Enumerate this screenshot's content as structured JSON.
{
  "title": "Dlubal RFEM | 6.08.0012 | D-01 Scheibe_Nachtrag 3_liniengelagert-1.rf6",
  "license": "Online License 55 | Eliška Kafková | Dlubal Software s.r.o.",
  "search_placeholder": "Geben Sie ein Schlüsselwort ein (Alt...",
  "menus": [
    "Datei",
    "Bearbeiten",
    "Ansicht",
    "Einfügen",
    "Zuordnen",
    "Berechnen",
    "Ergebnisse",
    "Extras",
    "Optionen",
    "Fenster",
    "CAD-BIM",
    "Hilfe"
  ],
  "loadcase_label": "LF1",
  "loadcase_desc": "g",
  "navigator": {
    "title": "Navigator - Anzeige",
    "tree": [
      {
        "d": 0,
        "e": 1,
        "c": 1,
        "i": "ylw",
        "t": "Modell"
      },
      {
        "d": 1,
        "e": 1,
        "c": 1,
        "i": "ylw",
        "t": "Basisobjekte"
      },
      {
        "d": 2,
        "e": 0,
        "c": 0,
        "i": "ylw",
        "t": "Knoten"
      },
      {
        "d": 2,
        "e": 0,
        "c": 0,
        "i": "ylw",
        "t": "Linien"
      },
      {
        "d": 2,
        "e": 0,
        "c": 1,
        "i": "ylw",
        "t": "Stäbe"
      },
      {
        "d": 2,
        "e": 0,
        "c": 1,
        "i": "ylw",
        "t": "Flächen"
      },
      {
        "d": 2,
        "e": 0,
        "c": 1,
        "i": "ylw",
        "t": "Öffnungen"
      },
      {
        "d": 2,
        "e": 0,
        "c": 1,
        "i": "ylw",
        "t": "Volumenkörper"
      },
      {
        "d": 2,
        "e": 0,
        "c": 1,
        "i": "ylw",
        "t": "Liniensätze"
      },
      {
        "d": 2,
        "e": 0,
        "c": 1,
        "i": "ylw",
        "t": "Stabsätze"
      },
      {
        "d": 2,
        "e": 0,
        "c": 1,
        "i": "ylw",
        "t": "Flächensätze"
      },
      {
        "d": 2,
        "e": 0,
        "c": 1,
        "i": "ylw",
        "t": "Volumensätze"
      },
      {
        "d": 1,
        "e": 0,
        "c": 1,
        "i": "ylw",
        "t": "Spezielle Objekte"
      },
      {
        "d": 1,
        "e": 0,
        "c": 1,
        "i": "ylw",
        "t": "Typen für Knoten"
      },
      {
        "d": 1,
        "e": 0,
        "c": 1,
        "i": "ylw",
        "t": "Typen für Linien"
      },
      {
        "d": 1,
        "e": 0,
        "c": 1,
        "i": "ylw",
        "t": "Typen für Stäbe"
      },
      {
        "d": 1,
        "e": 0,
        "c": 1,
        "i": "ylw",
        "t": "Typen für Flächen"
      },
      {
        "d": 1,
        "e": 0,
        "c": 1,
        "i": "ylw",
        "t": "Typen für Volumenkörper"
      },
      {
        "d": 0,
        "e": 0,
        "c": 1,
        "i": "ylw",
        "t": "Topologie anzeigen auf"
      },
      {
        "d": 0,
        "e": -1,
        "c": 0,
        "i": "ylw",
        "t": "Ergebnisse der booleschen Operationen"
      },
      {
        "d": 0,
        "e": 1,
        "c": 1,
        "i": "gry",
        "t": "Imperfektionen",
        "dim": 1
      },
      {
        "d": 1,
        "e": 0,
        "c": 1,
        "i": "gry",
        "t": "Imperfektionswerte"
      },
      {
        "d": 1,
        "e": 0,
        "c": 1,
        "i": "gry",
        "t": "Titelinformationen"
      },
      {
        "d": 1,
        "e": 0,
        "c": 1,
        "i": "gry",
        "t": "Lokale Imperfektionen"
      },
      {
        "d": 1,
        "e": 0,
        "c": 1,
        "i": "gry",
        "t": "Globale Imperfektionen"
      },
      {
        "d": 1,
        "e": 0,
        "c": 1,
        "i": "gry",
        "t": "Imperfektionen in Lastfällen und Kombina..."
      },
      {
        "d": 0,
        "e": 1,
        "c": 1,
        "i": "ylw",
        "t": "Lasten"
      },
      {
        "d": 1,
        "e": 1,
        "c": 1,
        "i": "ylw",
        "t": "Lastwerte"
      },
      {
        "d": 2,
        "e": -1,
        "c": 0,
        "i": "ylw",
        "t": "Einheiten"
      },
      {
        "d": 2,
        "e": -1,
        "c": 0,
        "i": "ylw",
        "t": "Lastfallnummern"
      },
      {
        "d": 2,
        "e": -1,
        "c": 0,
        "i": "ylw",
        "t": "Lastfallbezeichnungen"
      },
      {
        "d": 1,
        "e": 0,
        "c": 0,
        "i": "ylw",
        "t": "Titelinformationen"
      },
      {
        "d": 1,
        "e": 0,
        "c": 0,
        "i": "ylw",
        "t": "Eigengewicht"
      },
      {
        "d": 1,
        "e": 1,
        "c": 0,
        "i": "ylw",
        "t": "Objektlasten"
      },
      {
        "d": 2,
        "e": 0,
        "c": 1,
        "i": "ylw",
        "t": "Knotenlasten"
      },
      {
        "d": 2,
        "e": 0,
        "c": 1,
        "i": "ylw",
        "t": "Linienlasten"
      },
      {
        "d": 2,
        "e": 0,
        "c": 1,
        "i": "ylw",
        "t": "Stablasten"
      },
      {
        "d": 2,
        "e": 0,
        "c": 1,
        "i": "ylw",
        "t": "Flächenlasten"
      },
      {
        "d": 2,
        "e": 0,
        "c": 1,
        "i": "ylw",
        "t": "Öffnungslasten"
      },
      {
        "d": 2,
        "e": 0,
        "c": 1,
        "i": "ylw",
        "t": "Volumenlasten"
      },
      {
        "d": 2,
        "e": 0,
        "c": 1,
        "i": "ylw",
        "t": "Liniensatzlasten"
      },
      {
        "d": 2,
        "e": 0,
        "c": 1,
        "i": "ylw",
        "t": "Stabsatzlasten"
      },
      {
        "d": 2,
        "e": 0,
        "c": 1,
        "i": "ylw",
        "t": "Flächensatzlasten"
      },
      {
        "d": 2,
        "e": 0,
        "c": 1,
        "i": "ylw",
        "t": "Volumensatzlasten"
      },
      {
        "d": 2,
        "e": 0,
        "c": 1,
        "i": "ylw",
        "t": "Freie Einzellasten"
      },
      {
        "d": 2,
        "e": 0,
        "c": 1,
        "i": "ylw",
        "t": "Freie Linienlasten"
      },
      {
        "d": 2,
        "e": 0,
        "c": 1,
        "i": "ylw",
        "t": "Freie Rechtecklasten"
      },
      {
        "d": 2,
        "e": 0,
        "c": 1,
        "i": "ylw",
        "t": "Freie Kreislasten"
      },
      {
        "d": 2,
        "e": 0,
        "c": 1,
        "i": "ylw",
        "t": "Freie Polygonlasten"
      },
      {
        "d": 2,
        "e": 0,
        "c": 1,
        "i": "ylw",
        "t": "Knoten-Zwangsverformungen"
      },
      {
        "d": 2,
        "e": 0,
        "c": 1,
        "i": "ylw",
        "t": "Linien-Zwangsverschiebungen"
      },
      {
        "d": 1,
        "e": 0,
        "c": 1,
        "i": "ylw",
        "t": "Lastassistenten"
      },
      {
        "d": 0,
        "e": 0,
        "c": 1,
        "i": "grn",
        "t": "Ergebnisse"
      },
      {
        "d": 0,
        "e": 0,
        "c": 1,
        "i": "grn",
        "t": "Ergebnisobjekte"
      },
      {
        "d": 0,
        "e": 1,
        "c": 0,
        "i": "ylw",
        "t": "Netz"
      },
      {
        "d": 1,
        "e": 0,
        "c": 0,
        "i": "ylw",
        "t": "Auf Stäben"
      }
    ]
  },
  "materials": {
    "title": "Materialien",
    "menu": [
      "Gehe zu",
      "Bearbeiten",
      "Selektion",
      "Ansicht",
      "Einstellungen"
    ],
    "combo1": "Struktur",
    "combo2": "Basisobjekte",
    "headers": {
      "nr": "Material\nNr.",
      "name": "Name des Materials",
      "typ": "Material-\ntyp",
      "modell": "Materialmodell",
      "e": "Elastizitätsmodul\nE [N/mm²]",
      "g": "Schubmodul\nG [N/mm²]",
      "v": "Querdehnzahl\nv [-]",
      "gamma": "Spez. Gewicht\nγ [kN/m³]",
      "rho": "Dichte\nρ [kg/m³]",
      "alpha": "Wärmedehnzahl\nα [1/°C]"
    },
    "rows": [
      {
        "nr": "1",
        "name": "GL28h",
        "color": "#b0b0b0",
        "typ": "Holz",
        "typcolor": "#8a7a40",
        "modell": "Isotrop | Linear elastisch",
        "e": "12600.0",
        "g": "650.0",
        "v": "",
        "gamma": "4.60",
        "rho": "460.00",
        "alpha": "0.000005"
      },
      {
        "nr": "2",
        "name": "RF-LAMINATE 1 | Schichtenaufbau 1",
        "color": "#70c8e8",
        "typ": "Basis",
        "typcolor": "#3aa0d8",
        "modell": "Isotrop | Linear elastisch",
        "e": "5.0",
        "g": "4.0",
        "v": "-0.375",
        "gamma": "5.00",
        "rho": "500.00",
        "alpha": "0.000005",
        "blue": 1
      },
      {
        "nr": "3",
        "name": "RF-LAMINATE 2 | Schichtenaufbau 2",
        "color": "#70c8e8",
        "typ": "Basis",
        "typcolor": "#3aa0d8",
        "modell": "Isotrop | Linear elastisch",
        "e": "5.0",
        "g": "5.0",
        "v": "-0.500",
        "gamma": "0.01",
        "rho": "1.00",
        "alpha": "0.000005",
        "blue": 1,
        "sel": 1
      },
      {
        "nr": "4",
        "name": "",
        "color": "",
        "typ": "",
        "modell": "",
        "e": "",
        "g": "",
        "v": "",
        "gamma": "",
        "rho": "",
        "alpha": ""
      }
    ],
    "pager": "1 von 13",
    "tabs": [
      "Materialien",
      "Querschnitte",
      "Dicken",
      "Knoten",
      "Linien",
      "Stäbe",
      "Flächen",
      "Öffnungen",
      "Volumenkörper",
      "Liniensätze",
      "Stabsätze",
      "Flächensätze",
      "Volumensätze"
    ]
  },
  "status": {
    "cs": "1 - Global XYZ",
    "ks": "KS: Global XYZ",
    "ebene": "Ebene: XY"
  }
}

━━━━━━━━━━━━━━━━

OBJECTIVE:
Copy each line from the data above that includes "Typen".

RESULT:
        "t": "Typen für Knoten"
        "t": "Typen für Linien"
        "t": "Typen für Stäbe"
        "t": "Typen für Flächen"
        "t": "Typen für Volumenkörper"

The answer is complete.